Work to do:
Exactly as written, please set down all of the entries again, with no pictures.

Source material:

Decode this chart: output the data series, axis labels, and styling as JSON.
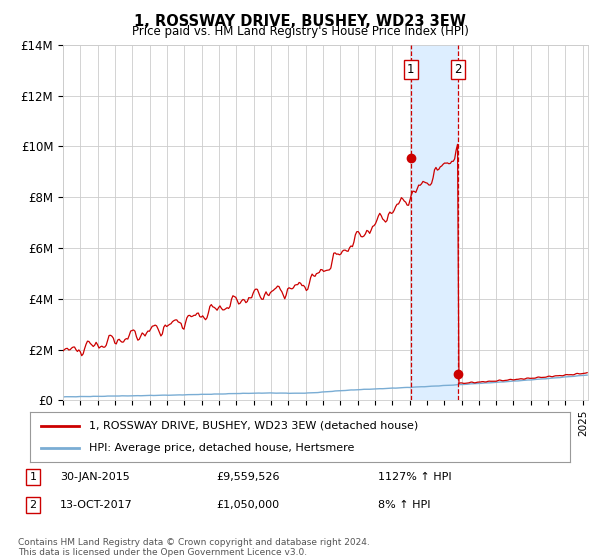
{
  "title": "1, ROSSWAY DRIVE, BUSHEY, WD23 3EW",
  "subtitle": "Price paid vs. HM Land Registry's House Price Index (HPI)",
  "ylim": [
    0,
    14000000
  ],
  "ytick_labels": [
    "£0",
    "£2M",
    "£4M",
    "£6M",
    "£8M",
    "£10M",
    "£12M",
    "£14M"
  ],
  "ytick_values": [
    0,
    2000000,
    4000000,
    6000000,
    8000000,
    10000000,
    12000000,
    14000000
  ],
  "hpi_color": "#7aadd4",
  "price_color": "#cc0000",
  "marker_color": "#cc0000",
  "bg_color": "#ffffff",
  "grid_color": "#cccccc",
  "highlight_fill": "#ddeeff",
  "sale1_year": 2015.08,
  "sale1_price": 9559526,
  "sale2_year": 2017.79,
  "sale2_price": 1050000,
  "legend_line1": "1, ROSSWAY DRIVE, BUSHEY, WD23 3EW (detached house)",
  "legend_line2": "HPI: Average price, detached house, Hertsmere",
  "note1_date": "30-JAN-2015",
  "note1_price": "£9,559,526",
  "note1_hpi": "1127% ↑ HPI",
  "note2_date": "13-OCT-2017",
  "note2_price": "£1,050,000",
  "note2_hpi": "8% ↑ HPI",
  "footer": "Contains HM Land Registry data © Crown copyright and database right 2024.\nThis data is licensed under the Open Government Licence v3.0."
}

Solution to the exercise:
Decode this chart: output the data series, axis labels, and styling as JSON.
{
  "title": "1, ROSSWAY DRIVE, BUSHEY, WD23 3EW",
  "subtitle": "Price paid vs. HM Land Registry's House Price Index (HPI)",
  "ylim": [
    0,
    14000000
  ],
  "ytick_labels": [
    "£0",
    "£2M",
    "£4M",
    "£6M",
    "£8M",
    "£10M",
    "£12M",
    "£14M"
  ],
  "ytick_values": [
    0,
    2000000,
    4000000,
    6000000,
    8000000,
    10000000,
    12000000,
    14000000
  ],
  "hpi_color": "#7aadd4",
  "price_color": "#cc0000",
  "marker_color": "#cc0000",
  "bg_color": "#ffffff",
  "grid_color": "#cccccc",
  "highlight_fill": "#ddeeff",
  "sale1_year": 2015.08,
  "sale1_price": 9559526,
  "sale2_year": 2017.79,
  "sale2_price": 1050000,
  "legend_line1": "1, ROSSWAY DRIVE, BUSHEY, WD23 3EW (detached house)",
  "legend_line2": "HPI: Average price, detached house, Hertsmere",
  "note1_date": "30-JAN-2015",
  "note1_price": "£9,559,526",
  "note1_hpi": "1127% ↑ HPI",
  "note2_date": "13-OCT-2017",
  "note2_price": "£1,050,000",
  "note2_hpi": "8% ↑ HPI",
  "footer": "Contains HM Land Registry data © Crown copyright and database right 2024.\nThis data is licensed under the Open Government Licence v3.0."
}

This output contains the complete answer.